> _Requirements_:
Extract every line that includes the string "GLENTHORNE".

> _Supplied records_:
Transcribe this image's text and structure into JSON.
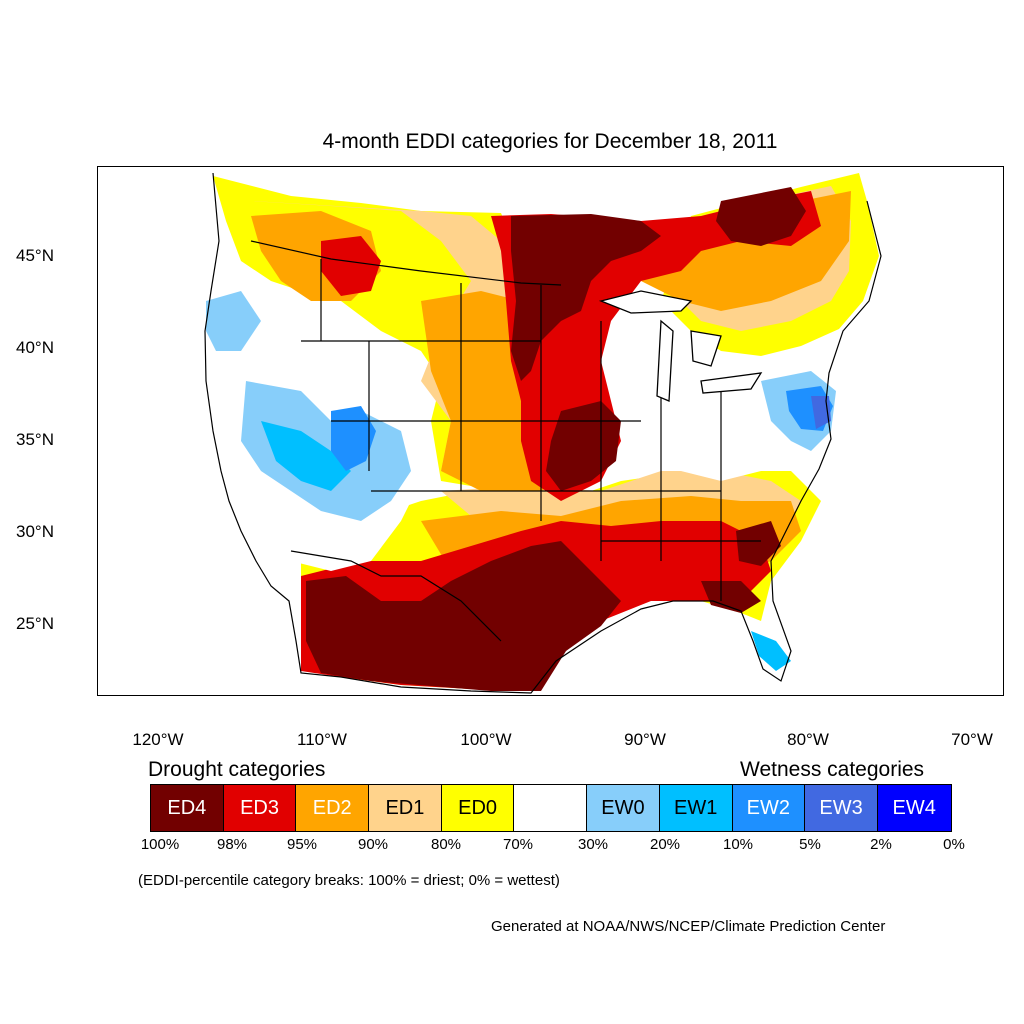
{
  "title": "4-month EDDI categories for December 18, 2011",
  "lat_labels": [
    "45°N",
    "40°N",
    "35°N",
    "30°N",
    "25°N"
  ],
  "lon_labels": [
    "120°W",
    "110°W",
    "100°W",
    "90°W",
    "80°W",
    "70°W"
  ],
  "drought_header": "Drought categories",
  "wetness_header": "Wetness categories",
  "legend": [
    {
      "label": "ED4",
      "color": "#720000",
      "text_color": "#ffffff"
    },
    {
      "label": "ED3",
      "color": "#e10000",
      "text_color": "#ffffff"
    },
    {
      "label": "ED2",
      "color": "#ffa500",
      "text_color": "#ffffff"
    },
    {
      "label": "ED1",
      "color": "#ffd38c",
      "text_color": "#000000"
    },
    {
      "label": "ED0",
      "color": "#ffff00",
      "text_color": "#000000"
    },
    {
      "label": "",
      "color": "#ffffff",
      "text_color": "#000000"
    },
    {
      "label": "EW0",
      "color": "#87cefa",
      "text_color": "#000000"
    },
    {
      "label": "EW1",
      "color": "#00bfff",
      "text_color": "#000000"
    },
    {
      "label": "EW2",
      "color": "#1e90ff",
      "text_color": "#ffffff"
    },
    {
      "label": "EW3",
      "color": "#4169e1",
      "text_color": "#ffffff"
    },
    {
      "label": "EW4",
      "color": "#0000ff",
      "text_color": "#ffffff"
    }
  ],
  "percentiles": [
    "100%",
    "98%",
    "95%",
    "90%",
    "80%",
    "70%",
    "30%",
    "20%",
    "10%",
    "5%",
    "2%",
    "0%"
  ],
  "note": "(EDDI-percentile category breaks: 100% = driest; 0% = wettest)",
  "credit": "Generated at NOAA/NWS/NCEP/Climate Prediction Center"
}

---

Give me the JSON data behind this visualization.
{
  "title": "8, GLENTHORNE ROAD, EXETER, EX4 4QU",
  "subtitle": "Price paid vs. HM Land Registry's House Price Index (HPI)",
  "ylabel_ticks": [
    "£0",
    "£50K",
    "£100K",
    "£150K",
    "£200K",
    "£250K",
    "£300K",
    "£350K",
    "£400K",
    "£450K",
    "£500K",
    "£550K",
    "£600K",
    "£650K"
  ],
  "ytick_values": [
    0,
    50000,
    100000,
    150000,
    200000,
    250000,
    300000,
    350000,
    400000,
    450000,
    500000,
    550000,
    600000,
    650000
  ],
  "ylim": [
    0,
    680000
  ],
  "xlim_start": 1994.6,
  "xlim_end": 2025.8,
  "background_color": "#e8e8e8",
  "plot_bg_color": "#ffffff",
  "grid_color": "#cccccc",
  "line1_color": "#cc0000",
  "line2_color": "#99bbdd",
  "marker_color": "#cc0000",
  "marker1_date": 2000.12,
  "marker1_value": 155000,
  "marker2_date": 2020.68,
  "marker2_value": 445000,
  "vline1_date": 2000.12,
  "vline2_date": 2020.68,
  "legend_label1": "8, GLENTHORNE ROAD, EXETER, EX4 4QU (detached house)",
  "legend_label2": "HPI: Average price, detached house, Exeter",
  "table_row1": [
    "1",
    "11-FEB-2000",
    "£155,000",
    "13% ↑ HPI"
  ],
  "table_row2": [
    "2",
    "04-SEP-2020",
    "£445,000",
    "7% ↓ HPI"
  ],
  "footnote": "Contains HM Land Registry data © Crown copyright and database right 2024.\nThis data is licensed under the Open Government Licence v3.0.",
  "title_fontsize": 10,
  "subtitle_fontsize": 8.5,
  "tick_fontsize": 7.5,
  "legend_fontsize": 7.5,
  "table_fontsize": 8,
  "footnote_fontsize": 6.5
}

---

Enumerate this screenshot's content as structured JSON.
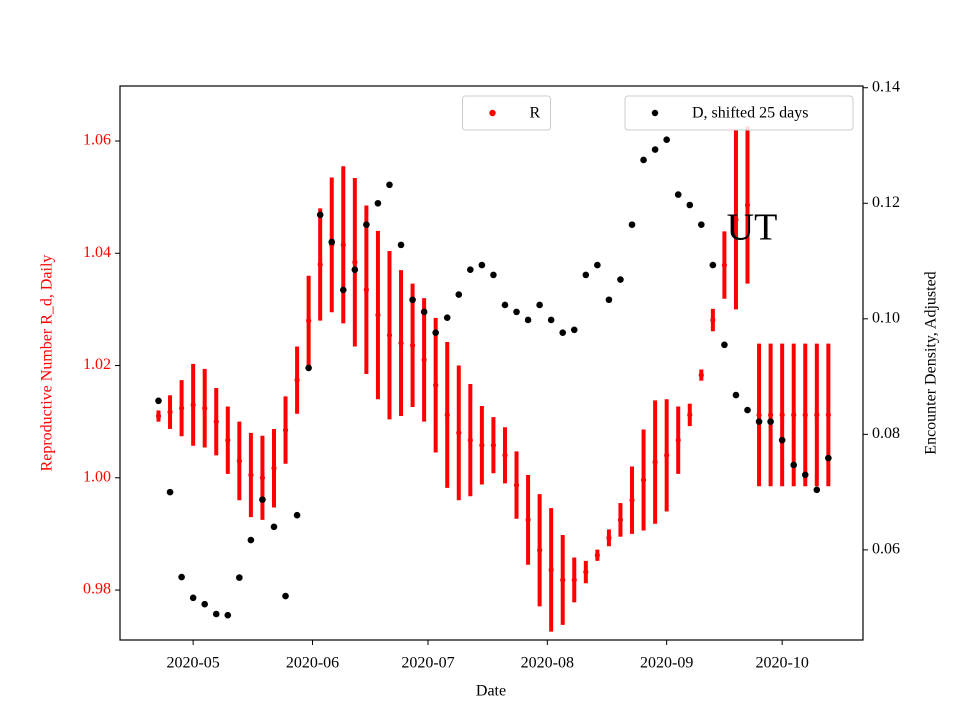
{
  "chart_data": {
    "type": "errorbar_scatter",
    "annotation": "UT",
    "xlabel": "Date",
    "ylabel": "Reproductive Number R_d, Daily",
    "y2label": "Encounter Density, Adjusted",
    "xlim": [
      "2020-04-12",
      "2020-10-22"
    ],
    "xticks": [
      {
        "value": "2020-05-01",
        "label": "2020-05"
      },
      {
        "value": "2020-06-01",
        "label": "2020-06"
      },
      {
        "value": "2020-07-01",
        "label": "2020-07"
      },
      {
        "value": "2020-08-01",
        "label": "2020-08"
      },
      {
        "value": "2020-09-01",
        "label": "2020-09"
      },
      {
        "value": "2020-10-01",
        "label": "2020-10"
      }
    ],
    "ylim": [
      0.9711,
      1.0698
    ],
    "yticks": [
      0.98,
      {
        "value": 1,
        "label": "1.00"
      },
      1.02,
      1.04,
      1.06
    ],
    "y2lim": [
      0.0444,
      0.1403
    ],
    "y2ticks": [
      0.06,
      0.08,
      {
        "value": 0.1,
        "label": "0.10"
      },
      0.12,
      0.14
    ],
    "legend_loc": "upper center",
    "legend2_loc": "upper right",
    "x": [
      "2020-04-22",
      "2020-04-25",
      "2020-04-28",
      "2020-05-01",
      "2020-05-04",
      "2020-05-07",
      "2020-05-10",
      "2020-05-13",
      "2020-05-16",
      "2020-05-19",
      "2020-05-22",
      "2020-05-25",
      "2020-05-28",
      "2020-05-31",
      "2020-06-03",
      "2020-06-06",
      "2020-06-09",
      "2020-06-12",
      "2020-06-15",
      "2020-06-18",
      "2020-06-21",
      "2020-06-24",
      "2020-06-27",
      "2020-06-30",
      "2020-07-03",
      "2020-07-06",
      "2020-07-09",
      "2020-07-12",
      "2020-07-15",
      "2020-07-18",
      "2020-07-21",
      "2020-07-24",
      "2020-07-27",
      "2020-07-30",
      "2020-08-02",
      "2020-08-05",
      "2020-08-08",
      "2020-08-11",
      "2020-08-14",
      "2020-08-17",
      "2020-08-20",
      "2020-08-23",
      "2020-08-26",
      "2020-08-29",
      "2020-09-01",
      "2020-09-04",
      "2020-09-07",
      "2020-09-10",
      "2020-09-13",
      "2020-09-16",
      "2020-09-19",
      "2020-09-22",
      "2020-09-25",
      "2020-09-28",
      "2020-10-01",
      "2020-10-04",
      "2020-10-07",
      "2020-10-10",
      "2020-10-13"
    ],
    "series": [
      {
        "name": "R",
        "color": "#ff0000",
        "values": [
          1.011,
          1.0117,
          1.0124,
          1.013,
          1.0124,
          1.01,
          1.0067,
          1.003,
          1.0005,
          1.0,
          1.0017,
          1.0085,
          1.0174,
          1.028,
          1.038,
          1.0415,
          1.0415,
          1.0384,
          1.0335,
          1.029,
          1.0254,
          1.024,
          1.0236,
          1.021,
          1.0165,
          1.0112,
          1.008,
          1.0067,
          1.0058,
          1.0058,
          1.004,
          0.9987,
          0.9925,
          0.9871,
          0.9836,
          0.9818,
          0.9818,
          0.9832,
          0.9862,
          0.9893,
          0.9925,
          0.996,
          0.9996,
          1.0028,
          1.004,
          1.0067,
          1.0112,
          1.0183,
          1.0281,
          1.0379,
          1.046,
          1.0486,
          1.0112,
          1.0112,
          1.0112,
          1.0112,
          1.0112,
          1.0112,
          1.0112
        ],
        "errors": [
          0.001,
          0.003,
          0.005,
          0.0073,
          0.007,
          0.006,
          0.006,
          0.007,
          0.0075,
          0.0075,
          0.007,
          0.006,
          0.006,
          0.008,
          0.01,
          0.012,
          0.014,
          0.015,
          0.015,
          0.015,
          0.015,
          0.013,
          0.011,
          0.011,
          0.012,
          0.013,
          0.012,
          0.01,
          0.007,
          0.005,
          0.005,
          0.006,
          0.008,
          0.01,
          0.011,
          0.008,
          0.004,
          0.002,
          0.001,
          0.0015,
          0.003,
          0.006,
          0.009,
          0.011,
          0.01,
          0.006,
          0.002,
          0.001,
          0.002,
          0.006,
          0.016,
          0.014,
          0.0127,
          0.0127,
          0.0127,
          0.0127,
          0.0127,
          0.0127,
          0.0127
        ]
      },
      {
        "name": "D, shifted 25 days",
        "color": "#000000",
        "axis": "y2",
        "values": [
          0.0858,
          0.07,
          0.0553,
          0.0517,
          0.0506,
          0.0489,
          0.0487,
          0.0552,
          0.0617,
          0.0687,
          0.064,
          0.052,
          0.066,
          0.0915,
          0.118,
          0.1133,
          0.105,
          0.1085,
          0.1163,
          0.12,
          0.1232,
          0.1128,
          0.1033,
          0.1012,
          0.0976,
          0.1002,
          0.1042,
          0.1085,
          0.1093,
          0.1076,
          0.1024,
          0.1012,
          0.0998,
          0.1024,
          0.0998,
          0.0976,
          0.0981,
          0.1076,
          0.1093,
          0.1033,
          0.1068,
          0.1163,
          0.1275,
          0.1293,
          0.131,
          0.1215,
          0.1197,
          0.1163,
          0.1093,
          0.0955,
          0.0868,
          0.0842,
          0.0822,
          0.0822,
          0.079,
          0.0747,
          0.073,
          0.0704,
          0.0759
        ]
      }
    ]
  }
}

> _Written response_:
  "title": "8, GLENTHORNE ROAD, EXETER, EX4 4QU",
  "legend_label1": "8, GLENTHORNE ROAD, EXETER, EX4 4QU (detached house)",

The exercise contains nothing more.